Certificate of Need Laws Raise Health Care Costs, Reduce Access

Published April 28, 2015

In ancient times, wealthy city-states built impregnable walls to ward off attacks from neighboring tribes and other enemies. Today we have a modern-day equivalent in North Carolina, where a few large hospital chains benefit from impenetrable defenses in the form of certificate of need (CON) regulations protecting their wealthy practices from the menace of competition in the form of smaller, more innovative providers that charge less.

CON regulations legally prevent health care providers from entering new markets or increasing existing capacity without first gaining approval from state regulators, such as North Carolina’s State Health Coordinating Council (SHCC). When a company applies to enter a new market, competitors can use the CON process to block them. Thus CON regulations allow a few large hospital chains to control the market and keep prices high.

North Carolina has restricted the supply of health care in this way since 1978. Some 25 devices and services, such as acute-care hospital beds, magnetic resonance imaging (MRI) scanners, and psychiatric services, require a certificate of need from the state before the device can be purchased or the service offered.

Entrenched special interests justify CON regulations by claiming they keep health care costs down by preventing overinvestment in facilities and equipment. States also justify CON programs as a way of cross-subsidizing health care for the poor.

These claims are dubious at best. A 2014 study by the Mercatus Center at George Mason University found no relationship between CON regulations and increased access to health care for the poor. While not doing what they are supposed to, CON laws do much harm, the Mercatus researchers found. In North Carolina alone, these programs average approximately 12,900 fewer hospital beds, 49 fewer hospitals offering MRI services, and 67 fewer hospitals offering computed tomography scans. In other words, CON laws limit access to needed treatments.

Meanwhile, CON regulations have helped hospitals in the Charlotte region become some of the wealthiest in the United States, with billions of dollars in investments, real estate holdings, and well-paid executives who earn millions of dollars per year.

CON regulations also prevent new providers from entering the outpatient market, also known as same-day surgery centers, where most procedures can be done at a cost of 40 percent to 60 percent less than in the hospital, which gives patients more options and lower health care costs, says Katherine Restrepo, Health and Human Services policy analyst at the John Locke Foundation.

What is needed ::
Please continue the article on certificate of need laws, picking up right after its last sentence.

Source data ::
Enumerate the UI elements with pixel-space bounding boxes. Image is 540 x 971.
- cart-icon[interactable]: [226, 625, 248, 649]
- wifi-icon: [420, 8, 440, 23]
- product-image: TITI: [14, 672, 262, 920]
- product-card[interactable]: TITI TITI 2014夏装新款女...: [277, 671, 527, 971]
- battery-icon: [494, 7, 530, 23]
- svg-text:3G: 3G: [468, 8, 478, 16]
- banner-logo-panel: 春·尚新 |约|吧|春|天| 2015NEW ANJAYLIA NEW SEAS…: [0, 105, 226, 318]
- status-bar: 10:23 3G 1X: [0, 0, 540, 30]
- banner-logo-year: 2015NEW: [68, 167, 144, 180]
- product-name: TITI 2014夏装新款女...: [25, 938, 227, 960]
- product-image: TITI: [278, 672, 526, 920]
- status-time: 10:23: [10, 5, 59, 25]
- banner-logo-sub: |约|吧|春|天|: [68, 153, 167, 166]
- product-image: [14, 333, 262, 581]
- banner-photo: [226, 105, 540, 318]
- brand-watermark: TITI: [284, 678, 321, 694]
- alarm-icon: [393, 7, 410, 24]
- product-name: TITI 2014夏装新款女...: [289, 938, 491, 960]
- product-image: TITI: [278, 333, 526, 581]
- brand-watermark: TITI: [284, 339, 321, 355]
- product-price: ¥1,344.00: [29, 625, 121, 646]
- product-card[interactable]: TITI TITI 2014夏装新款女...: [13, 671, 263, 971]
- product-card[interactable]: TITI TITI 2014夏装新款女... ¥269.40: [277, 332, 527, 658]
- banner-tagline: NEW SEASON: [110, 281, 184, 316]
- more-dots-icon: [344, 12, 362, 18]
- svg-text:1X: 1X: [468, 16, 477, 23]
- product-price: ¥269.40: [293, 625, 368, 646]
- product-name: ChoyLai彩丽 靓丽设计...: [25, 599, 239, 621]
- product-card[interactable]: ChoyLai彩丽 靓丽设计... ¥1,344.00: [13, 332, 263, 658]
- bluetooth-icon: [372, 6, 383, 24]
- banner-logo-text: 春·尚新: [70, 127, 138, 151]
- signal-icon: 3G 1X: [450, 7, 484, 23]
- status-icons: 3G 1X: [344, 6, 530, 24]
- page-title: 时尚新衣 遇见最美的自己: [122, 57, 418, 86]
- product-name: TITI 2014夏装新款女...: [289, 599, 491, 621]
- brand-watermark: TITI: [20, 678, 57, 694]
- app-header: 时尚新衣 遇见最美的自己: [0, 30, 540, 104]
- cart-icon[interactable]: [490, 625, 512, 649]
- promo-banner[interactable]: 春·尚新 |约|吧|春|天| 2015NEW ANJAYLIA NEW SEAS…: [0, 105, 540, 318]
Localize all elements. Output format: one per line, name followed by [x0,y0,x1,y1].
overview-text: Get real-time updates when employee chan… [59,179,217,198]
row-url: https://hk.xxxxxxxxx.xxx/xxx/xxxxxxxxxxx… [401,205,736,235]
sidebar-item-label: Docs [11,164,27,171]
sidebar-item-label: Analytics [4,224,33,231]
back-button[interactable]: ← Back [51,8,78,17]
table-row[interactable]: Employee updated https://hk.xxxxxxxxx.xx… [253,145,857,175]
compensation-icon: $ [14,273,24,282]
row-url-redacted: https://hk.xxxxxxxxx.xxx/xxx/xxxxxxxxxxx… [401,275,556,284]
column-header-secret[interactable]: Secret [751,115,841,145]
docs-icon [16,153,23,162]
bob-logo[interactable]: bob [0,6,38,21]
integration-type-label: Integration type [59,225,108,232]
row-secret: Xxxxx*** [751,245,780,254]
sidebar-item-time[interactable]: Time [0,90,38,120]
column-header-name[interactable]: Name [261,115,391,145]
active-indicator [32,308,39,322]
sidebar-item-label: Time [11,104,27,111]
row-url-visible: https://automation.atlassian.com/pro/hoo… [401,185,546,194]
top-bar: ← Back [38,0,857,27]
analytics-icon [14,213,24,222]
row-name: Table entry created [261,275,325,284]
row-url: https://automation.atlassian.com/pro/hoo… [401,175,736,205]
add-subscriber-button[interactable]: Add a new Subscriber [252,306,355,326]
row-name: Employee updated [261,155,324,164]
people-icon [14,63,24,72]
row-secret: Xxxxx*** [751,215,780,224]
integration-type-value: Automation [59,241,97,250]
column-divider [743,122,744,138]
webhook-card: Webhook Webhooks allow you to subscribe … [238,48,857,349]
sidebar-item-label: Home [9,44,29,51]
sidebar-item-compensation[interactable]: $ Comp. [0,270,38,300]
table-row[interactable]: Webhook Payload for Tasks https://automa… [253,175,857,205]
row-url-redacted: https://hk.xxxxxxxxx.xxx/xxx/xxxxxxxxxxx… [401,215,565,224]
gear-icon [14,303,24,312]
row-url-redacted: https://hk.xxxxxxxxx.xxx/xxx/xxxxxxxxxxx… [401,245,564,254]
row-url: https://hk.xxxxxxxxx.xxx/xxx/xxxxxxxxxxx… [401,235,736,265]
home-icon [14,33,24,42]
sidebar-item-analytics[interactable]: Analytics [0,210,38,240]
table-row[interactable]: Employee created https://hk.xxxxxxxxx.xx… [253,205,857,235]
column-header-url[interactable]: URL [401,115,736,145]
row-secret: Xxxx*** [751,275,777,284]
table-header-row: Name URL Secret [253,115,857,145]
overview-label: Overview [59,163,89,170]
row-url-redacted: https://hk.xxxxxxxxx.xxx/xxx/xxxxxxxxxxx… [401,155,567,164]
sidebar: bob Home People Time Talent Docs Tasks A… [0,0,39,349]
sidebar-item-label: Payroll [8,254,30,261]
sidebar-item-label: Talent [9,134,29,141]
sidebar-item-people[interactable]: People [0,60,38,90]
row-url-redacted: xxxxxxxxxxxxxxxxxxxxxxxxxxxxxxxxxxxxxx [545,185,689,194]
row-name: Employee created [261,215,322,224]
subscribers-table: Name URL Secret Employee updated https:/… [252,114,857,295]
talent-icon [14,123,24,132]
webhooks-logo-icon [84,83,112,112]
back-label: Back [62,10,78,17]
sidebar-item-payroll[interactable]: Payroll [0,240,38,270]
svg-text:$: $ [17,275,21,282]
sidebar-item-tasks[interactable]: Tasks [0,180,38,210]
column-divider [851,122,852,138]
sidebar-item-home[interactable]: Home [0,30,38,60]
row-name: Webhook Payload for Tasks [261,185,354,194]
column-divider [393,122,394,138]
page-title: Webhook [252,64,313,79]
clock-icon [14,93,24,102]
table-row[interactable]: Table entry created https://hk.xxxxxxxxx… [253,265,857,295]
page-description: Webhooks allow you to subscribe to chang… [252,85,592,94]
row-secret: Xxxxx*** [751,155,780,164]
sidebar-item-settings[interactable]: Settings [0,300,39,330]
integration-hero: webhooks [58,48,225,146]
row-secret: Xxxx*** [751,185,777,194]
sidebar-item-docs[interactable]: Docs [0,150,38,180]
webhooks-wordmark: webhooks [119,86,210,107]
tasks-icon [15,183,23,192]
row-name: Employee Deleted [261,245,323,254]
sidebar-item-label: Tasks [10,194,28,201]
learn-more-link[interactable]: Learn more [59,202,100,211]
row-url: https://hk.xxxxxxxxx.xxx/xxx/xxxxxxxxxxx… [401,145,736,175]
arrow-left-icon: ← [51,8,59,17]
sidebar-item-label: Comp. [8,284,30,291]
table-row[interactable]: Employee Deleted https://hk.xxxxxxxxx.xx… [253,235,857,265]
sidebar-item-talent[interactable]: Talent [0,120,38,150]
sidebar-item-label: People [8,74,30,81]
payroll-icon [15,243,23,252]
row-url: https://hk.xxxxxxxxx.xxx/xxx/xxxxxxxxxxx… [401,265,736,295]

Solved exercise ::
In 1974, the federal government implemented CON nationwide, but in 1987, it abandoned the policy, concluding it had done little to nothing to control costs. Congressional testimony concluded the program was a failure.

Here’s just a small sampling of the research that has certificate of need legislation creates more harm than good.

A 1999 Washington State government study of its CON regulations found they had “not controlled overall health care spending or hospital costs.” A 2003 study found CON regulations were ineffective at controlling the costs of Medicaid long-term care expenditures. “States have little to fear in terms of increased Medicaid nursing home expenditures from CON repeal,” the researchers wrote.

A 2003 report of Michigan’s CON program found “little evidence that CON results in a reduction in costs and some evidence to suggest the opposite.” A 2007 study of Illinois’ certificate of need process by the Lewin Group said, “The evidence on cost containment is weak, but the evidence suggests that the CON process does affect spending patterns in a state. Expecting the CON process to reduce overall expenditures, however, is unrealistic.”

A 2011 report by the National Institute for Health Care Reform found even health care providers, usually major backers of CON regulations, did not find them particularly effective at controlling costs.

The research makes it clear the debate about the economic benefits of CONs is over and all that remains is the political one. In North Carolina, state Sen. Tom Apodaca (R-Henderson County), who chairs the Senate Rules Committee, has introduced a bill to repeal the state’s CON regulations. With CON repeal, Apodaca says, providers will compete and consumers will come out ahead because there will be more services available at lower costs.

For the sake of consumer empowerment, greater access, and lower prices, let’s hope he succeeds.